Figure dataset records
· · ·
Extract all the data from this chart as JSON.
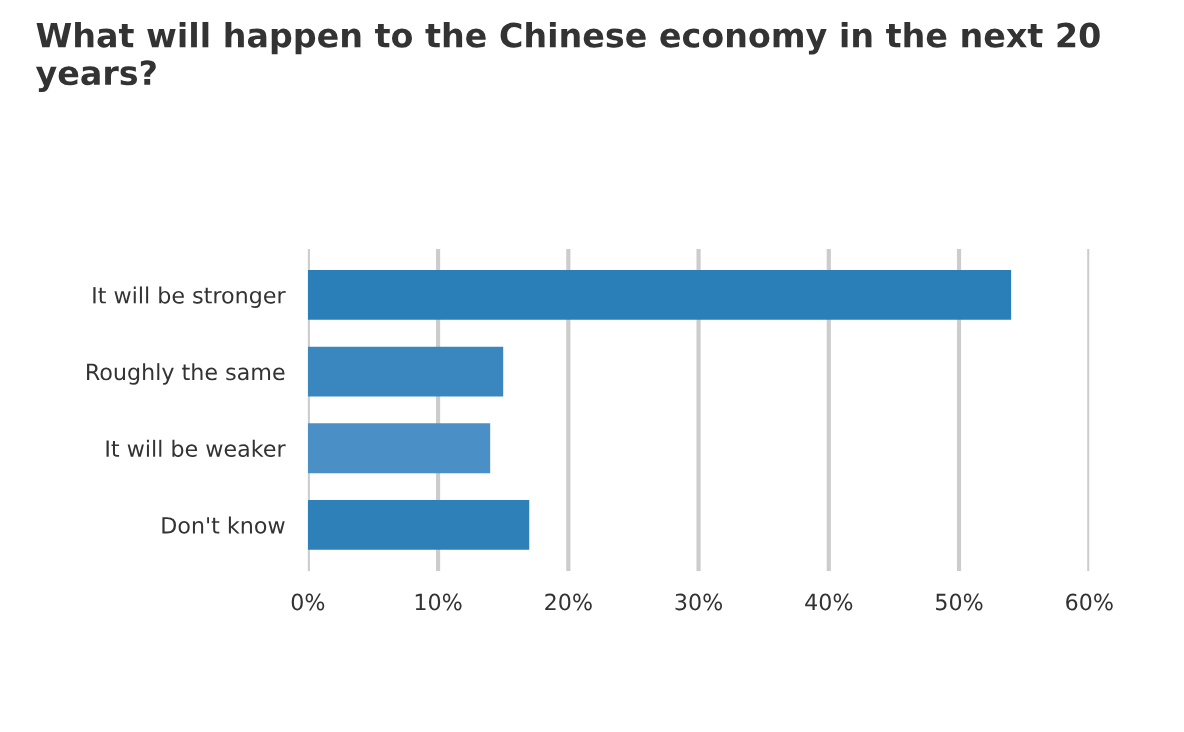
{
  "chart_data": {
    "type": "bar",
    "orientation": "horizontal",
    "title": "What will happen to the Chinese economy in the next 20 years?",
    "categories": [
      "It will be stronger",
      "Roughly the same",
      "It will be weaker",
      "Don't know"
    ],
    "values": [
      54,
      15,
      14,
      17
    ],
    "colors": [
      "#2a7fb8",
      "#3a87c0",
      "#4a90c6",
      "#2e80b9"
    ],
    "xlim": [
      0,
      60
    ],
    "xticks": [
      {
        "value": 0,
        "label": "0%"
      },
      {
        "value": 10,
        "label": "10%"
      },
      {
        "value": 20,
        "label": "20%"
      },
      {
        "value": 30,
        "label": "30%"
      },
      {
        "value": 40,
        "label": "40%"
      },
      {
        "value": 50,
        "label": "50%"
      },
      {
        "value": 60,
        "label": "60%"
      }
    ],
    "grid": "x",
    "legend": false
  }
}
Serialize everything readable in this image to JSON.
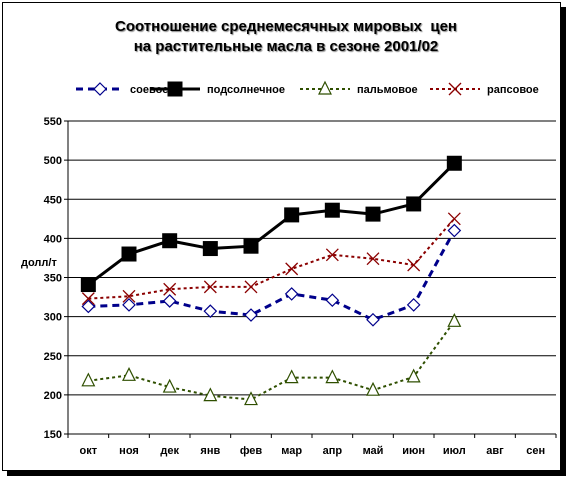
{
  "chart_data": {
    "type": "line",
    "title_line1": "Соотношение среднемесячных мировых  цен",
    "title_line2": "на растительные масла в сезоне 2001/02",
    "ylabel": "долл/т",
    "ylim": [
      150,
      550
    ],
    "yticks": [
      150,
      200,
      250,
      300,
      350,
      400,
      450,
      500,
      550
    ],
    "categories": [
      "окт",
      "ноя",
      "дек",
      "янв",
      "фев",
      "мар",
      "апр",
      "май",
      "июн",
      "июл",
      "авг",
      "сен"
    ],
    "grid": true,
    "legend_position": "top",
    "series": [
      {
        "name": "соевое",
        "color": "#00008b",
        "marker": "diamond",
        "line": "dashed",
        "values": [
          313,
          315,
          320,
          307,
          302,
          329,
          321,
          296,
          315,
          410,
          null,
          null
        ]
      },
      {
        "name": "подсолнечное",
        "color": "#000000",
        "marker": "square",
        "line": "solid",
        "values": [
          341,
          380,
          397,
          387,
          390,
          430,
          436,
          431,
          444,
          496,
          null,
          null
        ]
      },
      {
        "name": "пальмовое",
        "color": "#2f4f00",
        "marker": "triangle",
        "line": "dotted",
        "values": [
          218,
          225,
          210,
          199,
          194,
          222,
          222,
          206,
          223,
          294,
          null,
          null
        ]
      },
      {
        "name": "рапсовое",
        "color": "#8b0000",
        "marker": "x",
        "line": "dotted",
        "values": [
          323,
          326,
          335,
          338,
          338,
          361,
          379,
          374,
          366,
          425,
          null,
          null
        ]
      }
    ]
  }
}
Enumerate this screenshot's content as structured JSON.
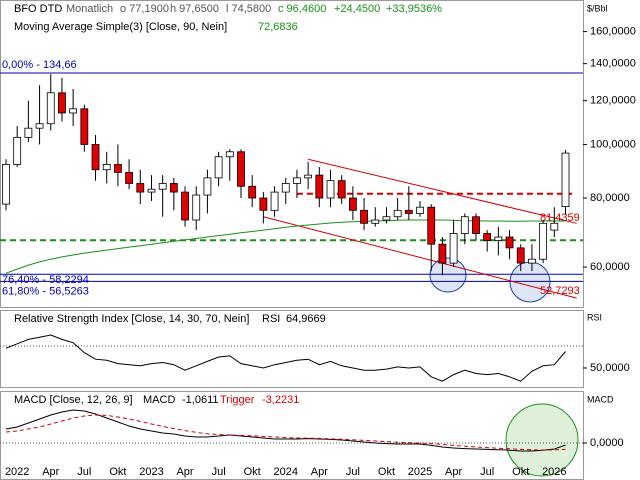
{
  "chart_data": [
    {
      "type": "candlestick",
      "title": "BFO DTD",
      "subtitle": "Monatlich",
      "header_values": [
        "o 77,1900",
        "h 97,6500",
        "l 74,5800",
        "c 96,4600",
        "+24,4500",
        "+33,9536%"
      ],
      "y_label": "$/Bbl",
      "log_scale": true,
      "ylim": [
        50.6,
        182.5
      ],
      "yticks": [
        {
          "value": 60,
          "label": "60,0000"
        },
        {
          "value": 80,
          "label": "80,0000"
        },
        {
          "value": 100,
          "label": "100,0000"
        },
        {
          "value": 120,
          "label": "120,0000"
        },
        {
          "value": 140,
          "label": "140,0000"
        },
        {
          "value": 160,
          "label": "160,0000"
        }
      ],
      "categories": [
        null,
        "2022",
        null,
        null,
        "Apr",
        null,
        null,
        "Jul",
        null,
        null,
        "Okt",
        null,
        null,
        "2023",
        null,
        null,
        "Apr",
        null,
        null,
        "Jul",
        null,
        null,
        "Okt",
        null,
        null,
        "2024",
        null,
        null,
        "Apr",
        null,
        null,
        "Jul",
        null,
        null,
        "Okt",
        null,
        null,
        "2025",
        null,
        null,
        "Apr",
        null,
        null,
        "Jul",
        null,
        null,
        "Okt",
        null,
        null,
        "2026",
        null
      ],
      "open": [
        78,
        92,
        103,
        107,
        109,
        124,
        114,
        116,
        100,
        90,
        92,
        89,
        85,
        82,
        83,
        85,
        82,
        73,
        81,
        87,
        95,
        97,
        84,
        80,
        76,
        82,
        85,
        87,
        88,
        80,
        86,
        80,
        76,
        72,
        73,
        74,
        76,
        75,
        77,
        66,
        61,
        69,
        74,
        69,
        67,
        68,
        65,
        61,
        62,
        70,
        77.19
      ],
      "high": [
        94,
        108,
        120,
        128,
        134,
        132,
        126,
        118,
        104,
        97,
        100,
        94,
        90,
        88,
        88,
        87,
        84,
        84,
        90,
        97,
        98,
        98,
        88,
        82,
        84,
        87,
        90,
        93,
        91,
        90,
        88,
        84,
        80,
        77,
        77,
        80,
        84,
        79,
        78,
        68,
        73,
        75,
        75,
        70,
        71,
        70,
        66,
        66,
        73,
        77,
        97.65
      ],
      "low": [
        76,
        91,
        101,
        100,
        106,
        110,
        108,
        97,
        86,
        85,
        84,
        83,
        78,
        79,
        74,
        76,
        71,
        70,
        75,
        84,
        86,
        80,
        77,
        72,
        74,
        78,
        80,
        83,
        77,
        77,
        78,
        73,
        70,
        71,
        72,
        73,
        73,
        74,
        59,
        58,
        60,
        66,
        67,
        64,
        63,
        62,
        59,
        59,
        61,
        68,
        74.58
      ],
      "close": [
        92,
        103,
        107,
        109,
        124,
        114,
        116,
        100,
        90,
        92,
        89,
        85,
        82,
        83,
        85,
        82,
        73,
        81,
        87,
        95,
        97,
        84,
        80,
        76,
        82,
        85,
        87,
        88,
        80,
        86,
        80,
        76,
        72,
        73,
        74,
        76,
        75,
        77,
        66,
        61,
        69,
        74,
        69,
        67,
        68,
        65,
        61,
        62,
        72,
        72.01,
        96.46
      ],
      "up_color": "#ffffff",
      "down_color": "#e00000",
      "overlay": {
        "name": "Moving Average Simple(3) [Close, 90, Nein]",
        "value_label": "72,6836",
        "color": "#1a8f1a",
        "values": [
          58.5,
          59.5,
          60.5,
          61.3,
          62,
          62.6,
          63.1,
          63.6,
          64,
          64.4,
          64.8,
          65.2,
          65.6,
          66,
          66.4,
          66.8,
          67.2,
          67.6,
          68,
          68.4,
          68.8,
          69.2,
          69.6,
          70,
          70.4,
          70.8,
          71.2,
          71.5,
          71.8,
          72.1,
          72.3,
          72.5,
          72.6,
          72.7,
          72.8,
          72.9,
          73,
          73,
          73,
          73,
          72.9,
          72.8,
          72.8,
          72.7,
          72.7,
          72.6,
          72.6,
          72.7,
          72.7,
          72.7,
          72.6836
        ]
      },
      "levels": [
        {
          "value": 134.66,
          "label": "0,00% - 134,66"
        },
        {
          "value": 58.2294,
          "label": "76,40% - 58,2294"
        },
        {
          "value": 56.5263,
          "label": "61,80% - 56,5263"
        }
      ],
      "level_color": "#0000b0",
      "resistance": {
        "value": 81.4359,
        "label": "81,4359"
      },
      "support": 67.1,
      "channel_upper": [
        94,
        72
      ],
      "channel_lower": [
        74,
        {
          "value": 52.7293,
          "label": "52,7293"
        }
      ],
      "channel_color": "#d00000"
    },
    {
      "type": "line",
      "title": "Relative Strength Index [Close, 14, 30, 70, Nein]",
      "y_label": "RSI",
      "ylim": [
        31.8,
        102.7
      ],
      "yticks": [
        {
          "value": 50,
          "label": "50,0000"
        }
      ],
      "reference": 70,
      "series": [
        {
          "name": "RSI",
          "value_label": "64,9669",
          "color": "#000000",
          "values": [
            68,
            72,
            76,
            78,
            80,
            76,
            73,
            64,
            58,
            57,
            54,
            53,
            52,
            54,
            55,
            53,
            48,
            52,
            56,
            60,
            61,
            54,
            52,
            50,
            53,
            55,
            57,
            58,
            53,
            56,
            52,
            50,
            48,
            48,
            49,
            51,
            50,
            51,
            42,
            38,
            44,
            48,
            45,
            44,
            45,
            42,
            38,
            47,
            52,
            53,
            64.9669
          ]
        }
      ]
    },
    {
      "type": "line",
      "title": "MACD [Close, 12, 26, 9]",
      "y_label": "MACD",
      "ylim": [
        -18.5,
        25.5
      ],
      "yticks": [
        {
          "value": 0,
          "label": "0,0000"
        }
      ],
      "reference": 0,
      "series": [
        {
          "name": "MACD",
          "value_label": "-1,0611",
          "color": "#000000",
          "values": [
            7,
            8,
            10,
            12,
            14,
            15.5,
            16.5,
            16,
            14.5,
            12.5,
            10.5,
            8.5,
            7,
            6,
            5,
            4.5,
            3.5,
            3,
            3,
            3.5,
            4,
            3.5,
            3,
            2.5,
            2,
            2,
            2,
            2.2,
            2,
            1.8,
            1.5,
            1,
            0.5,
            0,
            -0.3,
            -0.5,
            -0.5,
            -0.5,
            -1.2,
            -2,
            -2.5,
            -2.8,
            -3,
            -3.2,
            -3.4,
            -3.6,
            -4,
            -4,
            -3.6,
            -3,
            -1.0611
          ]
        },
        {
          "name": "Trigger",
          "value_label": "-3,2231",
          "color": "#d00000",
          "dashed": true,
          "values": [
            5.5,
            6,
            7,
            8,
            9.5,
            11,
            12.5,
            13.5,
            14,
            13.8,
            13,
            12,
            10.8,
            9.5,
            8.3,
            7.2,
            6.2,
            5.3,
            4.6,
            4.2,
            4,
            3.8,
            3.6,
            3.3,
            3,
            2.7,
            2.5,
            2.4,
            2.3,
            2.1,
            1.9,
            1.6,
            1.3,
            1,
            0.7,
            0.4,
            0.2,
            0,
            -0.3,
            -0.7,
            -1.2,
            -1.6,
            -2,
            -2.3,
            -2.6,
            -2.9,
            -3.2,
            -3.4,
            -3.5,
            -3.4,
            -3.2231
          ]
        }
      ]
    }
  ]
}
· · ·
**Exercise details:** Which lines include the word "name"? Copy every one of them.

**The result:**
        "name": "соевое",
        "name": "подсолнечное",
        "name": "пальмовое",
        "name": "рапсовое",
        "name": "Moving Average Simple(3) [Close, 90, Nein]",
          "name": "RSI",
          "name": "MACD",
          "name": "Trigger",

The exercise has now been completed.